--- start Provided data ---

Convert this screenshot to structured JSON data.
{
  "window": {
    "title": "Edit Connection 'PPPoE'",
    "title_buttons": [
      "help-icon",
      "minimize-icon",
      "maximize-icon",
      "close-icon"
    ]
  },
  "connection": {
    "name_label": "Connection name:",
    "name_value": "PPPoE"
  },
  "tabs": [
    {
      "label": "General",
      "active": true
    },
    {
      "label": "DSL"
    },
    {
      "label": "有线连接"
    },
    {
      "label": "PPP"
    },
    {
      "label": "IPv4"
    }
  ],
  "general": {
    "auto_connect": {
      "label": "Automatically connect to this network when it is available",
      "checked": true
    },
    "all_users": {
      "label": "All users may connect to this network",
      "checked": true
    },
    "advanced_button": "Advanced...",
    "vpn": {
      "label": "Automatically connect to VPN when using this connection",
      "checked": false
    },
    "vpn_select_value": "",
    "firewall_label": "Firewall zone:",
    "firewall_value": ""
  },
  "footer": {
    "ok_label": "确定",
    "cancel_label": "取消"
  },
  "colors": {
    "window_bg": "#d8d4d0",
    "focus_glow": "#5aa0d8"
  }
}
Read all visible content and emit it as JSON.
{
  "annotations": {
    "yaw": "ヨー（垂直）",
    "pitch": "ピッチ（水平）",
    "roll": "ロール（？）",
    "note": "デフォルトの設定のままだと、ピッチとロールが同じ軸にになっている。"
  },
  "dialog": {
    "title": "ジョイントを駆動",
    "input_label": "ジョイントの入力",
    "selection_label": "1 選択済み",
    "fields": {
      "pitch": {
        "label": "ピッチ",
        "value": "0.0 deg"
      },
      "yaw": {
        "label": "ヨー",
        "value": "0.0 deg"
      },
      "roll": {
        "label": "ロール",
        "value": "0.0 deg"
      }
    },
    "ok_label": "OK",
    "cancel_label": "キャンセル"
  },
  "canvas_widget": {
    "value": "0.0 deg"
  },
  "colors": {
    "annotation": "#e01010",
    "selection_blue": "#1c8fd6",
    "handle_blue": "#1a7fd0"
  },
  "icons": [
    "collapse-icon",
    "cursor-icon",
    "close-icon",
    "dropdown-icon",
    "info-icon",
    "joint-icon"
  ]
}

--- end Provided data ---
--- start Provided data ---

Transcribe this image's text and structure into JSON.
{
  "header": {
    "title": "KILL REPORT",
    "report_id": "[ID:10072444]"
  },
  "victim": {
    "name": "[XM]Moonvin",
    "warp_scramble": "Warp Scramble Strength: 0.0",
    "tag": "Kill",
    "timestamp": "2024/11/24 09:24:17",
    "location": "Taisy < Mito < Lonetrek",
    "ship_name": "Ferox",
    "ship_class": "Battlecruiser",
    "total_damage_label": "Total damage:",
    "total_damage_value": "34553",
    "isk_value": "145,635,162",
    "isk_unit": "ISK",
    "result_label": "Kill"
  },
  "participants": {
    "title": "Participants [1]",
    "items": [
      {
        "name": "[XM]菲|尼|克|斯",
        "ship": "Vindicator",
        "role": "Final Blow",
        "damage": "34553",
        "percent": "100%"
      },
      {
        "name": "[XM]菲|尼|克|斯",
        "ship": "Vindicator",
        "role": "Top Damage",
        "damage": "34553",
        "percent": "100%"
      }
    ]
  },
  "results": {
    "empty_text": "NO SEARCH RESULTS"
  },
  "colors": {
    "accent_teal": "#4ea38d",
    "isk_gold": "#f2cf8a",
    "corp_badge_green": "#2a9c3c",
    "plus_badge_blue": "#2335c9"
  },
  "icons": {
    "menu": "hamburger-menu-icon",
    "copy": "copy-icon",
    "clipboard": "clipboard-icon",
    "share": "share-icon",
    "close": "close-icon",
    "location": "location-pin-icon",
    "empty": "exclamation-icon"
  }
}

--- end Provided data ---
--- start Provided data ---

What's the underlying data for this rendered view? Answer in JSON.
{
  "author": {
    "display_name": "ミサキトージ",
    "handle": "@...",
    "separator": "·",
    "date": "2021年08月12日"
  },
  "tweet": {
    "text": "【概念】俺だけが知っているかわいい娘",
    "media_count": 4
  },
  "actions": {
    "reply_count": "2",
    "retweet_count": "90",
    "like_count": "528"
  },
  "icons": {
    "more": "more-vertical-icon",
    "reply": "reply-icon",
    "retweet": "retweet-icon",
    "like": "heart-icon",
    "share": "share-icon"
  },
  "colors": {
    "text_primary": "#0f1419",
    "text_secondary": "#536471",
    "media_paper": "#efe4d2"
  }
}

--- end Provided data ---

Work instructions
Copy each line that contains the word "JSON".

Exercise answer
Convert this screenshot to structured JSON data.
Read all visible content and emit it as JSON.
Transcribe this image's text and structure into JSON.
What's the underlying data for this rendered view? Answer in JSON.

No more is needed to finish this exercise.